#### Available records
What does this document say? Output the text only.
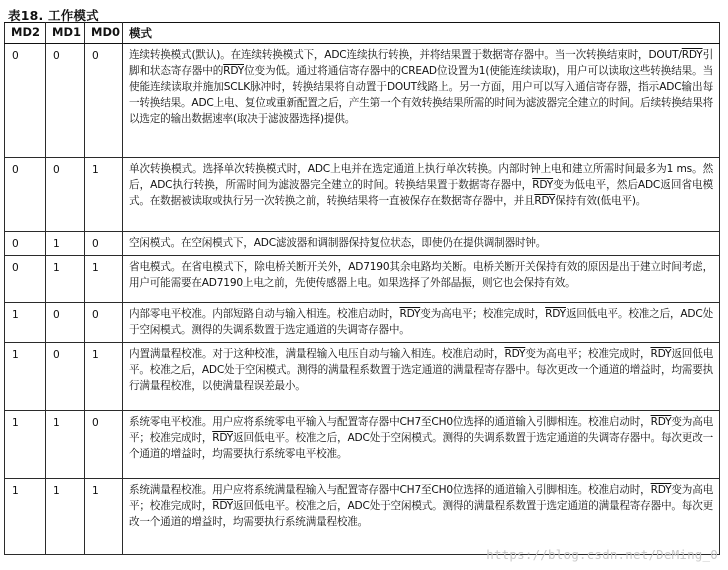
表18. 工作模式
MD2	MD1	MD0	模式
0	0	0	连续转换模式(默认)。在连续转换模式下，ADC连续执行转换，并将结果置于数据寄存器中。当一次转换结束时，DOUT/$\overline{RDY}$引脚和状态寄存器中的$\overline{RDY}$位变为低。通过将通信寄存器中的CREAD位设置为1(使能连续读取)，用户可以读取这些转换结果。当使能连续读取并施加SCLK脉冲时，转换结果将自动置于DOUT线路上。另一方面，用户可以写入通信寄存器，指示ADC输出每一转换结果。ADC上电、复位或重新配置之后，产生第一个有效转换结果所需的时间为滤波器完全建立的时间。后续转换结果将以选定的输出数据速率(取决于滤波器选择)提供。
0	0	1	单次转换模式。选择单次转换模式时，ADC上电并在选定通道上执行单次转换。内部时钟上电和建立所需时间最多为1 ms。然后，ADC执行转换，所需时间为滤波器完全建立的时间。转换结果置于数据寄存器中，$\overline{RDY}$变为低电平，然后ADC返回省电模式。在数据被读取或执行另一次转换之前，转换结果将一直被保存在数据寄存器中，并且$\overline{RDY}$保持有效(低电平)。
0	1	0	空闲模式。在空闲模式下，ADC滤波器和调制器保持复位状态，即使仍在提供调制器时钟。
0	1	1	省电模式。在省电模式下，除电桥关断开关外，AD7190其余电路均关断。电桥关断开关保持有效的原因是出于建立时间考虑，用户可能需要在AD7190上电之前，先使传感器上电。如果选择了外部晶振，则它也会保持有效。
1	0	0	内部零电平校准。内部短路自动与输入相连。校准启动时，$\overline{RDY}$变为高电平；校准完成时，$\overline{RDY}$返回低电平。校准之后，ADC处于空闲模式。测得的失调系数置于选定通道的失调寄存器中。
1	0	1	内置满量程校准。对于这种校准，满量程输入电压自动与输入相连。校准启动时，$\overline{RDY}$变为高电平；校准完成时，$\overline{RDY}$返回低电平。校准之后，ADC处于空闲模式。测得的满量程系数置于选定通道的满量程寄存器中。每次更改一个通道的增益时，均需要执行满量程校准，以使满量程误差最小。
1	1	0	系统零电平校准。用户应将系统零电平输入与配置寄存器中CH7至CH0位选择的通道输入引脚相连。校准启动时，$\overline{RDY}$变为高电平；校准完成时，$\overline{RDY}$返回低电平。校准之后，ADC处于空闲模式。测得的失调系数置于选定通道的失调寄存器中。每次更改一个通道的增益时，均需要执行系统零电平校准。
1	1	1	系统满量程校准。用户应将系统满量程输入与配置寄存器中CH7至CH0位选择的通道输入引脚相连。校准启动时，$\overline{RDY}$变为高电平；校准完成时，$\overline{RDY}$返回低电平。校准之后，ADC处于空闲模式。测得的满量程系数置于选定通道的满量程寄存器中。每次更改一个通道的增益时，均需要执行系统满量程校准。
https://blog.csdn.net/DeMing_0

#### Requirement
Reproduce the full material exactly, excluding the pictures.

#### Response
What does this document say? Output the text only.
表18. 工作模式
MD2	MD1	MD0	模式
0	0	0	连续转换模式(默认)。在连续转换模式下，ADC连续执行转换，并将结果置于数据寄存器中。当一次转换结束时，DOUT/$\overline{RDY}$引脚和状态寄存器中的$\overline{RDY}$位变为低。通过将通信寄存器中的CREAD位设置为1(使能连续读取)，用户可以读取这些转换结果。当使能连续读取并施加SCLK脉冲时，转换结果将自动置于DOUT线路上。另一方面，用户可以写入通信寄存器，指示ADC输出每一转换结果。ADC上电、复位或重新配置之后，产生第一个有效转换结果所需的时间为滤波器完全建立的时间。后续转换结果将以选定的输出数据速率(取决于滤波器选择)提供。
0	0	1	单次转换模式。选择单次转换模式时，ADC上电并在选定通道上执行单次转换。内部时钟上电和建立所需时间最多为1 ms。然后，ADC执行转换，所需时间为滤波器完全建立的时间。转换结果置于数据寄存器中，$\overline{RDY}$变为低电平，然后ADC返回省电模式。在数据被读取或执行另一次转换之前，转换结果将一直被保存在数据寄存器中，并且$\overline{RDY}$保持有效(低电平)。
0	1	0	空闲模式。在空闲模式下，ADC滤波器和调制器保持复位状态，即使仍在提供调制器时钟。
0	1	1	省电模式。在省电模式下，除电桥关断开关外，AD7190其余电路均关断。电桥关断开关保持有效的原因是出于建立时间考虑，用户可能需要在AD7190上电之前，先使传感器上电。如果选择了外部晶振，则它也会保持有效。
1	0	0	内部零电平校准。内部短路自动与输入相连。校准启动时，$\overline{RDY}$变为高电平；校准完成时，$\overline{RDY}$返回低电平。校准之后，ADC处于空闲模式。测得的失调系数置于选定通道的失调寄存器中。
1	0	1	内置满量程校准。对于这种校准，满量程输入电压自动与输入相连。校准启动时，$\overline{RDY}$变为高电平；校准完成时，$\overline{RDY}$返回低电平。校准之后，ADC处于空闲模式。测得的满量程系数置于选定通道的满量程寄存器中。每次更改一个通道的增益时，均需要执行满量程校准，以使满量程误差最小。
1	1	0	系统零电平校准。用户应将系统零电平输入与配置寄存器中CH7至CH0位选择的通道输入引脚相连。校准启动时，$\overline{RDY}$变为高电平；校准完成时，$\overline{RDY}$返回低电平。校准之后，ADC处于空闲模式。测得的失调系数置于选定通道的失调寄存器中。每次更改一个通道的增益时，均需要执行系统零电平校准。
1	1	1	系统满量程校准。用户应将系统满量程输入与配置寄存器中CH7至CH0位选择的通道输入引脚相连。校准启动时，$\overline{RDY}$变为高电平；校准完成时，$\overline{RDY}$返回低电平。校准之后，ADC处于空闲模式。测得的满量程系数置于选定通道的满量程寄存器中。每次更改一个通道的增益时，均需要执行系统满量程校准。
https://blog.csdn.net/DeMing_0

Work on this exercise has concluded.